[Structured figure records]
# # #
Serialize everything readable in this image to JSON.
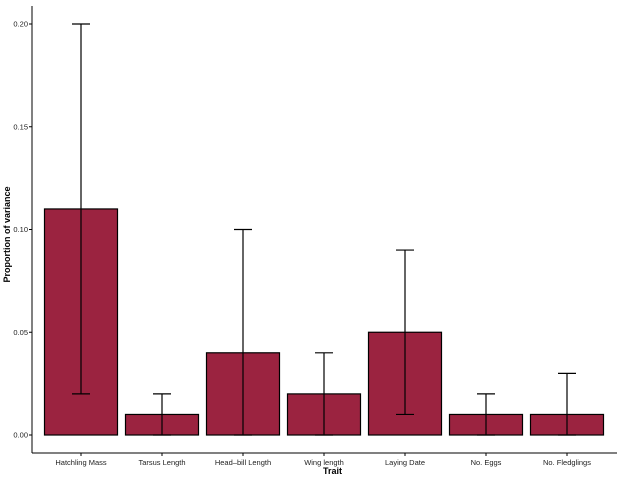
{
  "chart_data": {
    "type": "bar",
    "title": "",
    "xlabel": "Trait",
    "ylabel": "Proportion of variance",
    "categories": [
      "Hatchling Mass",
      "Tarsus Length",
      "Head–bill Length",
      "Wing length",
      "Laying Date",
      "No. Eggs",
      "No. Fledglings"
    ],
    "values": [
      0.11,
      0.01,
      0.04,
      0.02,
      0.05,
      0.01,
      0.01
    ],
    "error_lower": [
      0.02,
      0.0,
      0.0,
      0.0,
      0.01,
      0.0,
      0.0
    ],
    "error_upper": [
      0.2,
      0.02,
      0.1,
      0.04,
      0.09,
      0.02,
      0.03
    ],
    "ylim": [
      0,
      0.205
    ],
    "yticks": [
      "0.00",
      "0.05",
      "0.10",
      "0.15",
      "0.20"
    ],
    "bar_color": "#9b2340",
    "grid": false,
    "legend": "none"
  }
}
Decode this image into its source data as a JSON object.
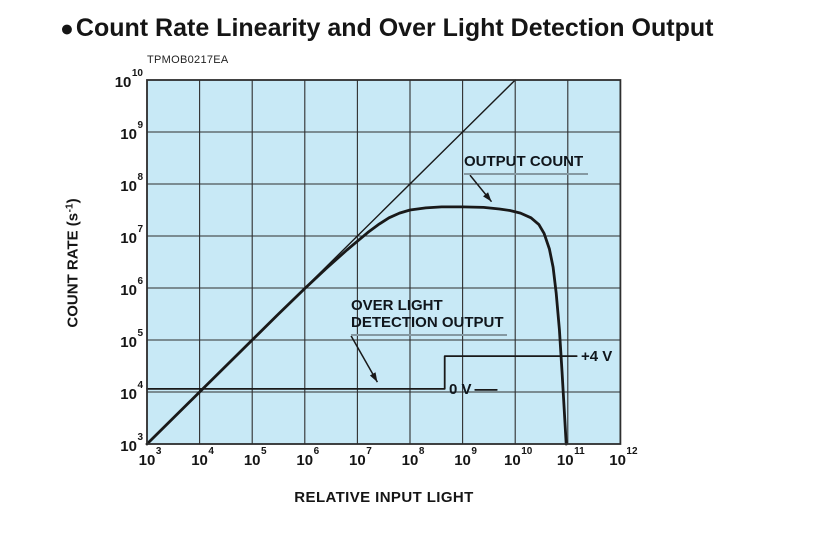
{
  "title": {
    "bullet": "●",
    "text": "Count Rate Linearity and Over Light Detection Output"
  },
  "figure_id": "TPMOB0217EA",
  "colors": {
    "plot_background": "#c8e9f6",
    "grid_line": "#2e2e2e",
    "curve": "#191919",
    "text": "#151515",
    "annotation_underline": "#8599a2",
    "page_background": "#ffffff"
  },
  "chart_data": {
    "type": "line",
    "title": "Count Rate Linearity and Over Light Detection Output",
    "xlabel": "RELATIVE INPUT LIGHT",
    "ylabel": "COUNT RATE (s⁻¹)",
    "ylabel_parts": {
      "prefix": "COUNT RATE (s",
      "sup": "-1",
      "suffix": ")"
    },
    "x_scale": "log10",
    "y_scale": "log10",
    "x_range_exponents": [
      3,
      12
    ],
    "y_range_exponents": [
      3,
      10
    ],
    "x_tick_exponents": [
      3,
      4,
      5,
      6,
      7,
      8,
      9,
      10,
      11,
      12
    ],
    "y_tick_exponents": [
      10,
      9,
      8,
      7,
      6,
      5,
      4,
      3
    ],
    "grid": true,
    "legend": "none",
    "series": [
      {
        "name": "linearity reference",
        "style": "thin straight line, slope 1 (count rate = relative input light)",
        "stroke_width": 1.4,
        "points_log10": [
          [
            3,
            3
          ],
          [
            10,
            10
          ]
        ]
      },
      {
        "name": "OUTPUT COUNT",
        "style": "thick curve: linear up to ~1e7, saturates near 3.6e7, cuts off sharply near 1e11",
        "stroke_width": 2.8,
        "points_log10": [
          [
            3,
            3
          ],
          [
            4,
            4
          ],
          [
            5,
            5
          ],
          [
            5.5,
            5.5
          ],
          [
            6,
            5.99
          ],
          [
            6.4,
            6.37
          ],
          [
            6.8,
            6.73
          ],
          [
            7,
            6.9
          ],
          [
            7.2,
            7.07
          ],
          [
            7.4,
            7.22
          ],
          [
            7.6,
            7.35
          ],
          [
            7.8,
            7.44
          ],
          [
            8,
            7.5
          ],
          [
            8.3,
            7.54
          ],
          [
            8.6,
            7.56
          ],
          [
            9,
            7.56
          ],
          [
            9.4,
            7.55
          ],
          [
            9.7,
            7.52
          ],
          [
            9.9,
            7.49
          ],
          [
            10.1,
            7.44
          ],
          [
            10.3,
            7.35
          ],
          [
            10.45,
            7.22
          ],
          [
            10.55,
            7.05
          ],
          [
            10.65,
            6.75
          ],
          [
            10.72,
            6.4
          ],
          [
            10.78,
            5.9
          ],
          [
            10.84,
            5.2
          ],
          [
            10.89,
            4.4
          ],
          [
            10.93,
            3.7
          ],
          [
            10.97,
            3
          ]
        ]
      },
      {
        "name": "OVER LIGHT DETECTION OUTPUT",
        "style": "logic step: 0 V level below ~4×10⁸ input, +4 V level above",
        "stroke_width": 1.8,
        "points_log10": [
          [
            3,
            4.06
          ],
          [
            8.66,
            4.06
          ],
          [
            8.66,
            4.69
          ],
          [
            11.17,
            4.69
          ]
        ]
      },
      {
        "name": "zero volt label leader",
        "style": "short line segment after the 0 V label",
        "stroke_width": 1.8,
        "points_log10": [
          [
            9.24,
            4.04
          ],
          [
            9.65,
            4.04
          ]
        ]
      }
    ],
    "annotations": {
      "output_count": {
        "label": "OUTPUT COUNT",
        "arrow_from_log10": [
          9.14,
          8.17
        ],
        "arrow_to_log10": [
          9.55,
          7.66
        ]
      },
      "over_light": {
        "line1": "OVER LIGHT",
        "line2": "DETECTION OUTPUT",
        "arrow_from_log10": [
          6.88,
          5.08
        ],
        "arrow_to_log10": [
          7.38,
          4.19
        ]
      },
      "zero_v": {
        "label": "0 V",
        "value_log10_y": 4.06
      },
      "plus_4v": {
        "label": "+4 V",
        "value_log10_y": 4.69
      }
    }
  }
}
# # #
**DIRECTION**
Gather all lines of the records that include the word "curve".

**RESPONSE BELOW**
    "curve": "#191919",
        "style": "thick curve: linear up to ~1e7, saturates near 3.6e7, cuts off sharply near 1e11",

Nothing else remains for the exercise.